Skip every picture, and output exactly the lines starting at the one with "Convert this screenshot" and running through the last line of the material below.

[begin RECORDS FOR THE EXERCISE]

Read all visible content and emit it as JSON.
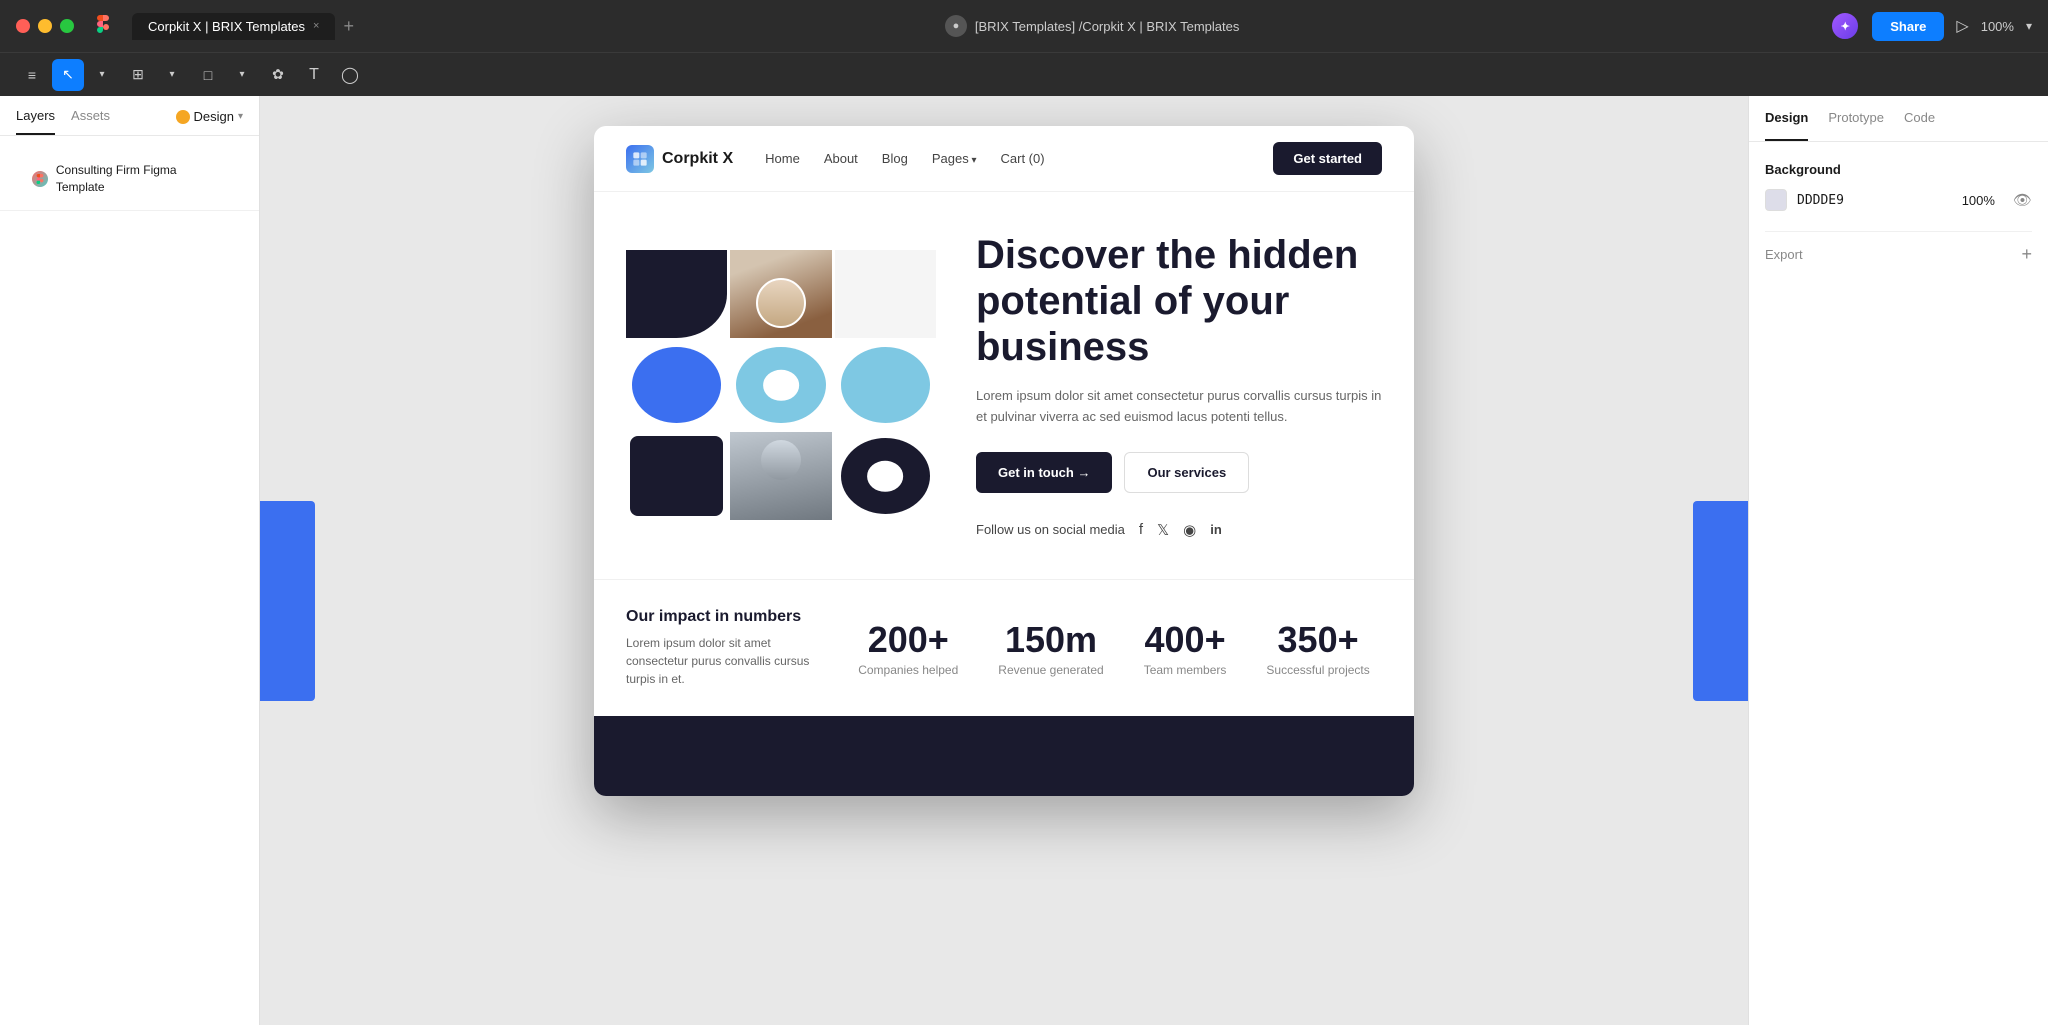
{
  "titlebar": {
    "tab_title": "Corpkit X | BRIX Templates",
    "tab_close": "×",
    "tab_plus": "+",
    "breadcrumb": "[BRIX Templates] /Corpkit X | BRIX Templates",
    "share_label": "Share",
    "zoom": "100%"
  },
  "toolbar": {
    "tools": [
      "≡",
      "▾",
      "⊞",
      "▾",
      "□",
      "▾",
      "✿",
      "T",
      "◯"
    ]
  },
  "left_panel": {
    "tab_layers": "Layers",
    "tab_assets": "Assets",
    "design_label": "Design",
    "layer_name": "Consulting Firm Figma Template"
  },
  "canvas": {
    "website": {
      "nav": {
        "logo_text": "Corpkit X",
        "links": [
          "Home",
          "About",
          "Blog",
          "Pages",
          "Cart (0)"
        ],
        "cta": "Get started"
      },
      "hero": {
        "title": "Discover the hidden potential of your business",
        "description": "Lorem ipsum dolor sit amet consectetur purus corvallis cursus turpis in et pulvinar viverra ac sed euismod lacus potenti tellus.",
        "btn_primary": "Get in touch →",
        "btn_secondary": "Our services",
        "social_label": "Follow us on social media",
        "social_icons": [
          "f",
          "t",
          "◉",
          "in"
        ]
      },
      "stats": {
        "title": "Our impact in numbers",
        "description": "Lorem ipsum dolor sit amet consectetur purus convallis cursus turpis in et.",
        "items": [
          {
            "number": "200+",
            "label": "Companies helped"
          },
          {
            "number": "150m",
            "label": "Revenue generated"
          },
          {
            "number": "400+",
            "label": "Team members"
          },
          {
            "number": "350+",
            "label": "Successful projects"
          }
        ]
      }
    }
  },
  "right_panel": {
    "tab_design": "Design",
    "tab_prototype": "Prototype",
    "tab_code": "Code",
    "background_title": "Background",
    "color_value": "DDDDE9",
    "opacity": "100%",
    "export_label": "Export"
  }
}
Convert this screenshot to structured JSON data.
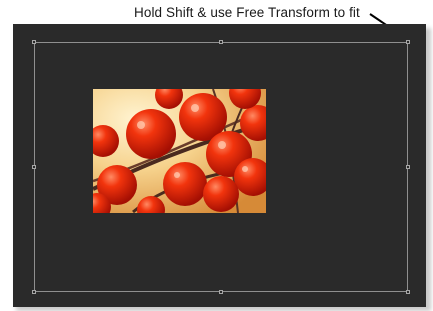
{
  "annotation": {
    "text": "Hold Shift & use Free Transform to fit"
  },
  "colors": {
    "canvas_background": "#2a2a2a",
    "transform_box_border": "#8f8f8f",
    "photo_background": "#f4d79a",
    "berry_red": "#e0230a"
  },
  "icons": {
    "photo": "red-berries-photo"
  }
}
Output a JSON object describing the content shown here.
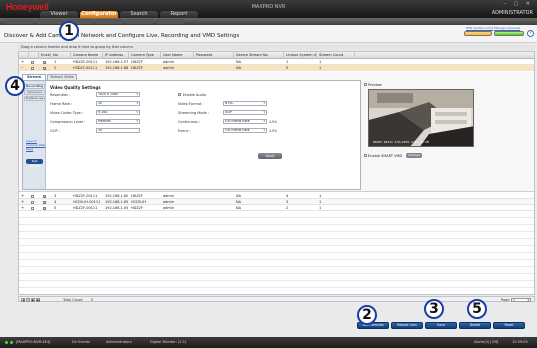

[end RECORDS FOR THE EXERCISE]

§ CORRECT ANSWER
Convert this screenshot to structured JSON data.
{
  "annotation": {
    "text": "Hold Shift & use Free Transform to fit"
  },
  "colors": {
    "canvas_background": "#2a2a2a",
    "transform_box_border": "#8f8f8f",
    "photo_background": "#f4d79a",
    "berry_red": "#e0230a"
  },
  "icons": {
    "photo": "red-berries-photo"
  }
}
Output a JSON object describing the content shown here.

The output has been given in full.